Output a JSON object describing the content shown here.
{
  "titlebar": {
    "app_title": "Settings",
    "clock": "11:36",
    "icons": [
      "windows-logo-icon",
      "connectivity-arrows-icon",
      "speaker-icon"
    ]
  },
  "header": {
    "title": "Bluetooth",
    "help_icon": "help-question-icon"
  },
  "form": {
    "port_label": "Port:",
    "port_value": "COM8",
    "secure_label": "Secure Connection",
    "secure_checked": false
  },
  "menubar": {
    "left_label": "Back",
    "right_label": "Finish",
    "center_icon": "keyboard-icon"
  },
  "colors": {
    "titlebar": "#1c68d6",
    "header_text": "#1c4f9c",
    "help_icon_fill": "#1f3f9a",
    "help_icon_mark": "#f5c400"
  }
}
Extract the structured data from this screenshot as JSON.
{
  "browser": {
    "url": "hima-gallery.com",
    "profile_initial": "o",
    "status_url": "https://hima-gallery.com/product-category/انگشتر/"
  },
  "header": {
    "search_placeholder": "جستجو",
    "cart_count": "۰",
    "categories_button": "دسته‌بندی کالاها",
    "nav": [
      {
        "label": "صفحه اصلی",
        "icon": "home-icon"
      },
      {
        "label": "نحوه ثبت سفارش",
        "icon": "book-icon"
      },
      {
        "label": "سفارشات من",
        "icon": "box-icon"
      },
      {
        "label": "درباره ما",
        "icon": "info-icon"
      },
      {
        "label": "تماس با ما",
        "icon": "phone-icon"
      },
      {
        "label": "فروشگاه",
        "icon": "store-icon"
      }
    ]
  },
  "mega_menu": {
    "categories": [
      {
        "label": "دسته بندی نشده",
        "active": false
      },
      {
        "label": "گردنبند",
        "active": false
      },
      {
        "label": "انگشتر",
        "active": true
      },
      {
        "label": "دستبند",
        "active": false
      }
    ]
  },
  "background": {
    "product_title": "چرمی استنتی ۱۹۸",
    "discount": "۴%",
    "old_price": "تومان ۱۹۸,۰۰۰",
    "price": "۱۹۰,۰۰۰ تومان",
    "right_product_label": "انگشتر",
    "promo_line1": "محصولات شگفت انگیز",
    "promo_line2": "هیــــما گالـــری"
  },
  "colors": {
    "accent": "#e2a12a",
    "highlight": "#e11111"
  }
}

= Task prompt =
Retype the material in full, character for character.

= Task solution =
Output a JSON object describing the content shown here.
{
  "titlebar": {
    "app_title": "Settings",
    "clock": "11:36",
    "icons": [
      "windows-logo-icon",
      "connectivity-arrows-icon",
      "speaker-icon"
    ]
  },
  "header": {
    "title": "Bluetooth",
    "help_icon": "help-question-icon"
  },
  "form": {
    "port_label": "Port:",
    "port_value": "COM8",
    "secure_label": "Secure Connection",
    "secure_checked": false
  },
  "menubar": {
    "left_label": "Back",
    "right_label": "Finish",
    "center_icon": "keyboard-icon"
  },
  "colors": {
    "titlebar": "#1c68d6",
    "header_text": "#1c4f9c",
    "help_icon_fill": "#1f3f9a",
    "help_icon_mark": "#f5c400"
  }
}
Extract the structured data from this screenshot as JSON.
{
  "browser": {
    "url": "hima-gallery.com",
    "profile_initial": "o",
    "status_url": "https://hima-gallery.com/product-category/انگشتر/"
  },
  "header": {
    "search_placeholder": "جستجو",
    "cart_count": "۰",
    "categories_button": "دسته‌بندی کالاها",
    "nav": [
      {
        "label": "صفحه اصلی",
        "icon": "home-icon"
      },
      {
        "label": "نحوه ثبت سفارش",
        "icon": "book-icon"
      },
      {
        "label": "سفارشات من",
        "icon": "box-icon"
      },
      {
        "label": "درباره ما",
        "icon": "info-icon"
      },
      {
        "label": "تماس با ما",
        "icon": "phone-icon"
      },
      {
        "label": "فروشگاه",
        "icon": "store-icon"
      }
    ]
  },
  "mega_menu": {
    "categories": [
      {
        "label": "دسته بندی نشده",
        "active": false
      },
      {
        "label": "گردنبند",
        "active": false
      },
      {
        "label": "انگشتر",
        "active": true
      },
      {
        "label": "دستبند",
        "active": false
      }
    ]
  },
  "background": {
    "product_title": "چرمی استنتی ۱۹۸",
    "discount": "۴%",
    "old_price": "تومان ۱۹۸,۰۰۰",
    "price": "۱۹۰,۰۰۰ تومان",
    "right_product_label": "انگشتر",
    "promo_line1": "محصولات شگفت انگیز",
    "promo_line2": "هیــــما گالـــری"
  },
  "colors": {
    "accent": "#e2a12a",
    "highlight": "#e11111"
  }
}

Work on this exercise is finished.